WHAT IS NEEDED: Pick out the lines in the listing below that contain the word "ورقاء" and copy them.

RECORD EXCERPTS:
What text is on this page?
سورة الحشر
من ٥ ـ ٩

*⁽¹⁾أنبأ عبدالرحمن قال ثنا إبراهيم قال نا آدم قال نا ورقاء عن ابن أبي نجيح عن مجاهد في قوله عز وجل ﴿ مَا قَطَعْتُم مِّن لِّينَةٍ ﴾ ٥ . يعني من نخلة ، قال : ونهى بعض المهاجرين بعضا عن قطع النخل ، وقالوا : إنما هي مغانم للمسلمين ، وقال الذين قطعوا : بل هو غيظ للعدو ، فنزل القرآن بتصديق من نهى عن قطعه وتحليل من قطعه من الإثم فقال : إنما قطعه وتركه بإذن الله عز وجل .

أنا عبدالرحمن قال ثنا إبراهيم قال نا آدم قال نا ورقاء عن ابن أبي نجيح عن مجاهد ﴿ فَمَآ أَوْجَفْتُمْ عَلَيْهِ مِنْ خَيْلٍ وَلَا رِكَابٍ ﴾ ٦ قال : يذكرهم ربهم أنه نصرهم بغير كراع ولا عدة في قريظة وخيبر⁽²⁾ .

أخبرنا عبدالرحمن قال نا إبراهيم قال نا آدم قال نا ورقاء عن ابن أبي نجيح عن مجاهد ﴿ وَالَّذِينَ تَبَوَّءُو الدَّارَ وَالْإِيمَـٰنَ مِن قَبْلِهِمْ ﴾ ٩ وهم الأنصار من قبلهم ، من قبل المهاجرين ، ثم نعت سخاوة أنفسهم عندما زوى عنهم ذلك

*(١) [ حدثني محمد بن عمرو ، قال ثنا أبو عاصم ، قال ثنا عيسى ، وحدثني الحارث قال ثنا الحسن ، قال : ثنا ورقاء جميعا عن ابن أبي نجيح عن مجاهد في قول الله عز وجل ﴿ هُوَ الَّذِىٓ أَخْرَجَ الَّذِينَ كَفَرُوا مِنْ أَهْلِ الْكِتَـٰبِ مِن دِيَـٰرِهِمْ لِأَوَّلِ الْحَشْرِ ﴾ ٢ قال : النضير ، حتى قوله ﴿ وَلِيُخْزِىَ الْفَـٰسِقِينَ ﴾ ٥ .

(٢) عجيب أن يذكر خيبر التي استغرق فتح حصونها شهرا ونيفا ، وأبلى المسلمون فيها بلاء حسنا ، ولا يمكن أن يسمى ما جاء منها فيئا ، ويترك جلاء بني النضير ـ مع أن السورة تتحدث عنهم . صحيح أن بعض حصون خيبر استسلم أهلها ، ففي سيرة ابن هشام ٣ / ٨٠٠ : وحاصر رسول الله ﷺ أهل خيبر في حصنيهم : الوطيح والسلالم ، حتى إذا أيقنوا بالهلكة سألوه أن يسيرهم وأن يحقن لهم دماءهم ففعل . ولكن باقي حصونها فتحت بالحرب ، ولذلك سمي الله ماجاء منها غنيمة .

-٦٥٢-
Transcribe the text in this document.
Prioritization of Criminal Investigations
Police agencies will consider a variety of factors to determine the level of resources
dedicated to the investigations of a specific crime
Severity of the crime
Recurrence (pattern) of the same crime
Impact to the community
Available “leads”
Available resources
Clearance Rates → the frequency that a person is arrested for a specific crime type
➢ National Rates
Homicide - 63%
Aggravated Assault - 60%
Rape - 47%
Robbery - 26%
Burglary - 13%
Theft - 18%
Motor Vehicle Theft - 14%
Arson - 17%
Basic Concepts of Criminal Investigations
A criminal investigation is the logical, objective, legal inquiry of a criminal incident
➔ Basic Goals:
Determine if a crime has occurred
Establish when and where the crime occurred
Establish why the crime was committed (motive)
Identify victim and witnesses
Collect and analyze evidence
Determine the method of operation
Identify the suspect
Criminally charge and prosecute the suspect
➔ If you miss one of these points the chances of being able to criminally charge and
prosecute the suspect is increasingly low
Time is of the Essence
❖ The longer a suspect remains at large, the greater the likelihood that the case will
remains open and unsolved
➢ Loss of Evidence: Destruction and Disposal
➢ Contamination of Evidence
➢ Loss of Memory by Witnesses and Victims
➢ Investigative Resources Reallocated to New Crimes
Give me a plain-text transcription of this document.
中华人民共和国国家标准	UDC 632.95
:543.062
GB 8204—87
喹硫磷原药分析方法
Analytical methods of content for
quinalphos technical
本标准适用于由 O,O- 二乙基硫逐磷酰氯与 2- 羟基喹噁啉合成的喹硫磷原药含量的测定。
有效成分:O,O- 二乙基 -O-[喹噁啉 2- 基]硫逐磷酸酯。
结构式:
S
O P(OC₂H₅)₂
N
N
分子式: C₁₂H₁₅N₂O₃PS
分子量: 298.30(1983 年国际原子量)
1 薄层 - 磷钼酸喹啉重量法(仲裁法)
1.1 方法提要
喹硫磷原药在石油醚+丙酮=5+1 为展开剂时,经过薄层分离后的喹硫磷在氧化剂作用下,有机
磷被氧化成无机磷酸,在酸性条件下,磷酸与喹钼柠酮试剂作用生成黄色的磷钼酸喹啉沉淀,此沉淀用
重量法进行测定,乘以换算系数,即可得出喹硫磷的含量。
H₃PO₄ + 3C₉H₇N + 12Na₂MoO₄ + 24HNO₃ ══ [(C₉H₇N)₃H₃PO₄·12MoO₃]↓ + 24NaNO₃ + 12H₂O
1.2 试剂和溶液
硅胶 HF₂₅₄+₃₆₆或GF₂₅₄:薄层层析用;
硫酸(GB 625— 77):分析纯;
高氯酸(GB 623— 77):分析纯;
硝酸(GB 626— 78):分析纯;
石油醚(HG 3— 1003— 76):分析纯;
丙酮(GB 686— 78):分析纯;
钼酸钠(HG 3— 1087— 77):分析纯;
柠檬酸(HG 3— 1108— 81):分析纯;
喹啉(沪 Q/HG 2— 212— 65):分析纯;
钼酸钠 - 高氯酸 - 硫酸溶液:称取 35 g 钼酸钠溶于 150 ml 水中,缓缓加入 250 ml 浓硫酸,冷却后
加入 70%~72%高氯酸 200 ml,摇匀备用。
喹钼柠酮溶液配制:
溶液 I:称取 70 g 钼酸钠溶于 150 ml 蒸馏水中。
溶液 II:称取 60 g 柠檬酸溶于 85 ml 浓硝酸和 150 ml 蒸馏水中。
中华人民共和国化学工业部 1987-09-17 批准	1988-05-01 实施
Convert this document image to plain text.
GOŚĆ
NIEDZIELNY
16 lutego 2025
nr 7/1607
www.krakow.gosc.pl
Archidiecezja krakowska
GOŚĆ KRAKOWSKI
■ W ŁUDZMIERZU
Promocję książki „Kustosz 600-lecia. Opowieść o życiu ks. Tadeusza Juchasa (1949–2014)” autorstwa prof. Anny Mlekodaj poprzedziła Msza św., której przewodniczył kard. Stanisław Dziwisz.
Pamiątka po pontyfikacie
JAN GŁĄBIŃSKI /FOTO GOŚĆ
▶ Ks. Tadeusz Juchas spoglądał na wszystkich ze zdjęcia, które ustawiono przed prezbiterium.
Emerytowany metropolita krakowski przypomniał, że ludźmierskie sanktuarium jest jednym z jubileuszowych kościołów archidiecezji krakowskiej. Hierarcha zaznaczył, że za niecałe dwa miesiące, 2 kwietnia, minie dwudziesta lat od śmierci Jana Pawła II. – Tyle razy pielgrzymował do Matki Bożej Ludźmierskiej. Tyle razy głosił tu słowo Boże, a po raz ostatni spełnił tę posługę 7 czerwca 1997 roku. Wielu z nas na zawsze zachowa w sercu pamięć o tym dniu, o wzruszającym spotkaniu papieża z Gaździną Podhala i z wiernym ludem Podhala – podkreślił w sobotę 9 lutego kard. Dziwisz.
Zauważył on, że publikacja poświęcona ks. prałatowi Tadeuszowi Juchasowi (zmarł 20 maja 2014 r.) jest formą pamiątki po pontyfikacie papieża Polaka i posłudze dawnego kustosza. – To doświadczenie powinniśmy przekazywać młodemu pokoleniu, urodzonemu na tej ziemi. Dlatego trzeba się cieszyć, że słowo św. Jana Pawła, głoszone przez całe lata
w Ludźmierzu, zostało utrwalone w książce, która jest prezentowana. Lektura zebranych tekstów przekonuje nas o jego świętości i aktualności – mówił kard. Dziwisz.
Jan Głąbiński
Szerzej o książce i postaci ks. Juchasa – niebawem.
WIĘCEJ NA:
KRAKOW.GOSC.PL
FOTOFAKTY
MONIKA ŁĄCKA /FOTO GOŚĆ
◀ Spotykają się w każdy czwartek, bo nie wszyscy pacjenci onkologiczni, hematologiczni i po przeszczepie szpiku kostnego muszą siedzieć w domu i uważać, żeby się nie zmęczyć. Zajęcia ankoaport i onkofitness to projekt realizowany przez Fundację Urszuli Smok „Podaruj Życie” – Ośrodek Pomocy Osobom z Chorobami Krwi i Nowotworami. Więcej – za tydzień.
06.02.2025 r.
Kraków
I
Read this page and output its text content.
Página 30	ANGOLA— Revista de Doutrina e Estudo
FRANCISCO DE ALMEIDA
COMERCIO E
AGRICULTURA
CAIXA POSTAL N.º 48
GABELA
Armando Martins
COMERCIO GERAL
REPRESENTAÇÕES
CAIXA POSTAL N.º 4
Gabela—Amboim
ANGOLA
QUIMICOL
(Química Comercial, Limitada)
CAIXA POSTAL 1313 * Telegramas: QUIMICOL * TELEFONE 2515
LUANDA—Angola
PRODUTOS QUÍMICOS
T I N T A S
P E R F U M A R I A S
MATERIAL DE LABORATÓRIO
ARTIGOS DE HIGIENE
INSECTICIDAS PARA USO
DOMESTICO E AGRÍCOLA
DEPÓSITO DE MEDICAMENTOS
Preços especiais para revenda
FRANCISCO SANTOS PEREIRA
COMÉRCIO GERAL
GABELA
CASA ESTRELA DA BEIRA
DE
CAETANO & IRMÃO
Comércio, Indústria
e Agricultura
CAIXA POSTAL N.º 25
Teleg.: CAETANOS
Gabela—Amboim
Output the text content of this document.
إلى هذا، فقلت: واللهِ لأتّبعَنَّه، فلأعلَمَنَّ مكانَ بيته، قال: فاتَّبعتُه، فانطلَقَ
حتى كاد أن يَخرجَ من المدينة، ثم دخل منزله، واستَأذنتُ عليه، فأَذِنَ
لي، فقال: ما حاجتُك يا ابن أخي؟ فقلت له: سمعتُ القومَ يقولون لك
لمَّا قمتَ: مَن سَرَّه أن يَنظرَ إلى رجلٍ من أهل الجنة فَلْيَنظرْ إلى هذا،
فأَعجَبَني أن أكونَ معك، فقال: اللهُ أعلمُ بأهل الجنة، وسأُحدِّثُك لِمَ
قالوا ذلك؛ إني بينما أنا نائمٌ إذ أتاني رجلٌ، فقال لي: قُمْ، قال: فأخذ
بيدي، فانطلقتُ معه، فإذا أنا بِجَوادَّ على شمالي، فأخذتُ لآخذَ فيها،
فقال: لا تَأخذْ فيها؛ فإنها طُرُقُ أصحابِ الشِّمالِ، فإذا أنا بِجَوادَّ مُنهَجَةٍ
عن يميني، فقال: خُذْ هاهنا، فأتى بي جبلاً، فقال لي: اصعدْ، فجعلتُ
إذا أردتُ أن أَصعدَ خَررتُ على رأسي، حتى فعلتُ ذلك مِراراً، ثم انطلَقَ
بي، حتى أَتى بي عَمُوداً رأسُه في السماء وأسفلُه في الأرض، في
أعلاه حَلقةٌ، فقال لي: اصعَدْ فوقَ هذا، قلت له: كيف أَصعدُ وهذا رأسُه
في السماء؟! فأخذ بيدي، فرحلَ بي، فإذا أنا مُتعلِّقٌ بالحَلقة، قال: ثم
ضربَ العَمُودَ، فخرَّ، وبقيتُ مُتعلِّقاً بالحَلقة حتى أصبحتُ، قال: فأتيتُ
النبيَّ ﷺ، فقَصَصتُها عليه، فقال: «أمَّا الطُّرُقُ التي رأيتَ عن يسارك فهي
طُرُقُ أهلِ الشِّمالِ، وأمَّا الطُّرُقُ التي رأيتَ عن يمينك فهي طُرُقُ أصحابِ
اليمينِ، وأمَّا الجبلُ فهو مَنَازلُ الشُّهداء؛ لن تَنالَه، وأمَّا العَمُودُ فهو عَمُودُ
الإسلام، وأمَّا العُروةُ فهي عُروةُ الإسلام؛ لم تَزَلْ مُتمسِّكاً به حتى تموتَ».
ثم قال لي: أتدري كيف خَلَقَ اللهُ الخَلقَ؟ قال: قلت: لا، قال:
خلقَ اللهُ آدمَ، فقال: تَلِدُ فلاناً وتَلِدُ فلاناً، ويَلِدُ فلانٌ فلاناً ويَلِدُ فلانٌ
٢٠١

EXPECTED OUTPUT:
*⁽¹⁾أنبأ عبدالرحمن قال ثنا إبراهيم قال نا آدم قال نا ورقاء عن ابن أبي نجيح عن مجاهد في قوله عز وجل ﴿ مَا قَطَعْتُم مِّن لِّينَةٍ ﴾ ٥ . يعني من نخلة ، قال : ونهى بعض المهاجرين بعضا عن قطع النخل ، وقالوا : إنما هي مغانم للمسلمين ، وقال الذين قطعوا : بل هو غيظ للعدو ، فنزل القرآن بتصديق من نهى عن قطعه وتحليل من قطعه من الإثم فقال : إنما قطعه وتركه بإذن الله عز وجل .
أنا عبدالرحمن قال ثنا إبراهيم قال نا آدم قال نا ورقاء عن ابن أبي نجيح عن مجاهد ﴿ فَمَآ أَوْجَفْتُمْ عَلَيْهِ مِنْ خَيْلٍ وَلَا رِكَابٍ ﴾ ٦ قال : يذكرهم ربهم أنه نصرهم بغير كراع ولا عدة في قريظة وخيبر⁽²⁾ .
أخبرنا عبدالرحمن قال نا إبراهيم قال نا آدم قال نا ورقاء عن ابن أبي نجيح عن مجاهد ﴿ وَالَّذِينَ تَبَوَّءُو الدَّارَ وَالْإِيمَـٰنَ مِن قَبْلِهِمْ ﴾ ٩ وهم الأنصار من قبلهم ، من قبل المهاجرين ، ثم نعت سخاوة أنفسهم عندما زوى عنهم ذلك
*(١) [ حدثني محمد بن عمرو ، قال ثنا أبو عاصم ، قال ثنا عيسى ، وحدثني الحارث قال ثنا الحسن ، قال : ثنا ورقاء جميعا عن ابن أبي نجيح عن مجاهد في قول الله عز وجل ﴿ هُوَ الَّذِىٓ أَخْرَجَ الَّذِينَ كَفَرُوا مِنْ أَهْلِ الْكِتَـٰبِ مِن دِيَـٰرِهِمْ لِأَوَّلِ الْحَشْرِ ﴾ ٢ قال : النضير ، حتى قوله ﴿ وَلِيُخْزِىَ الْفَـٰسِقِينَ ﴾ ٥ .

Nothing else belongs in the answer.